WHAT THE EXERCISE ASKS:
Give back all the data exactly, line by line.
━━ DATA LISTING
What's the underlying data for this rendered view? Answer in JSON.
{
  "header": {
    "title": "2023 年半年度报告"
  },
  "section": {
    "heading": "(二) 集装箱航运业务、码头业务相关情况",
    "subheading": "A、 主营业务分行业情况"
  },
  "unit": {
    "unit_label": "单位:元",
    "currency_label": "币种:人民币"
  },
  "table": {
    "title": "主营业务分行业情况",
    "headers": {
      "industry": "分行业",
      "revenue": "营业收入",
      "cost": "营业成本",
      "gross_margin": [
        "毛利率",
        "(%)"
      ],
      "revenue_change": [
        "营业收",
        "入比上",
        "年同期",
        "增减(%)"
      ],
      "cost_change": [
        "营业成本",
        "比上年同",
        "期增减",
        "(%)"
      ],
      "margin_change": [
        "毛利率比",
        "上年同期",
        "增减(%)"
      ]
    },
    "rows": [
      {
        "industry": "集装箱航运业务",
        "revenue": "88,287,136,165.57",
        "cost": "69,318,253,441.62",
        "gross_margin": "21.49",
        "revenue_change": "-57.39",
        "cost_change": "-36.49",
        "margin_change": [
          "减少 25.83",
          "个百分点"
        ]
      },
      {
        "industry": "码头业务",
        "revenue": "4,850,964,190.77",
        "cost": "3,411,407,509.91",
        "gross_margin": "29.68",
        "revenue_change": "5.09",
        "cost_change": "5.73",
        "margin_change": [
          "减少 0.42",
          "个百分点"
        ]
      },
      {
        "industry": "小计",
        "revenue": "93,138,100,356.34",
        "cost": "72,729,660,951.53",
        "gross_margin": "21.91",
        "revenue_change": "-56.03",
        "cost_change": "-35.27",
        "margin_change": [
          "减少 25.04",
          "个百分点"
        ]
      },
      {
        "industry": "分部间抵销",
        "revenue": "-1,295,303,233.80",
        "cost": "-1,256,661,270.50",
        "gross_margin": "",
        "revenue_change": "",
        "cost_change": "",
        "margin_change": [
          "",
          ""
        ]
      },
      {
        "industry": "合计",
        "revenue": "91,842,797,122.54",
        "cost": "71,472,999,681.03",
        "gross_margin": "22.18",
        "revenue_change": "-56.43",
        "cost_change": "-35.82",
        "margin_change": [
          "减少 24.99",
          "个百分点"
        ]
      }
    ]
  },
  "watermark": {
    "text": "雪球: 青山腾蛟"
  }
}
━━━━
EXERCISE ANSWER:
What's the underlying data for this rendered view? Answer in JSON.
{
  "header": {
    "title": "2023 年半年度报告"
  },
  "section": {
    "heading": "(二) 集装箱航运业务、码头业务相关情况",
    "subheading": "A、 主营业务分行业情况"
  },
  "unit": {
    "unit_label": "单位:元",
    "currency_label": "币种:人民币"
  },
  "table": {
    "title": "主营业务分行业情况",
    "headers": {
      "industry": "分行业",
      "revenue": "营业收入",
      "cost": "营业成本",
      "gross_margin": [
        "毛利率",
        "(%)"
      ],
      "revenue_change": [
        "营业收",
        "入比上",
        "年同期",
        "增减(%)"
      ],
      "cost_change": [
        "营业成本",
        "比上年同",
        "期增减",
        "(%)"
      ],
      "margin_change": [
        "毛利率比",
        "上年同期",
        "增减(%)"
      ]
    },
    "rows": [
      {
        "industry": "集装箱航运业务",
        "revenue": "88,287,136,165.57",
        "cost": "69,318,253,441.62",
        "gross_margin": "21.49",
        "revenue_change": "-57.39",
        "cost_change": "-36.49",
        "margin_change": [
          "减少 25.83",
          "个百分点"
        ]
      },
      {
        "industry": "码头业务",
        "revenue": "4,850,964,190.77",
        "cost": "3,411,407,509.91",
        "gross_margin": "29.68",
        "revenue_change": "5.09",
        "cost_change": "5.73",
        "margin_change": [
          "减少 0.42",
          "个百分点"
        ]
      },
      {
        "industry": "小计",
        "revenue": "93,138,100,356.34",
        "cost": "72,729,660,951.53",
        "gross_margin": "21.91",
        "revenue_change": "-56.03",
        "cost_change": "-35.27",
        "margin_change": [
          "减少 25.04",
          "个百分点"
        ]
      },
      {
        "industry": "分部间抵销",
        "revenue": "-1,295,303,233.80",
        "cost": "-1,256,661,270.50",
        "gross_margin": "",
        "revenue_change": "",
        "cost_change": "",
        "margin_change": [
          "",
          ""
        ]
      },
      {
        "industry": "合计",
        "revenue": "91,842,797,122.54",
        "cost": "71,472,999,681.03",
        "gross_margin": "22.18",
        "revenue_change": "-56.43",
        "cost_change": "-35.82",
        "margin_change": [
          "减少 24.99",
          "个百分点"
        ]
      }
    ]
  },
  "watermark": {
    "text": "雪球: 青山腾蛟"
  }
}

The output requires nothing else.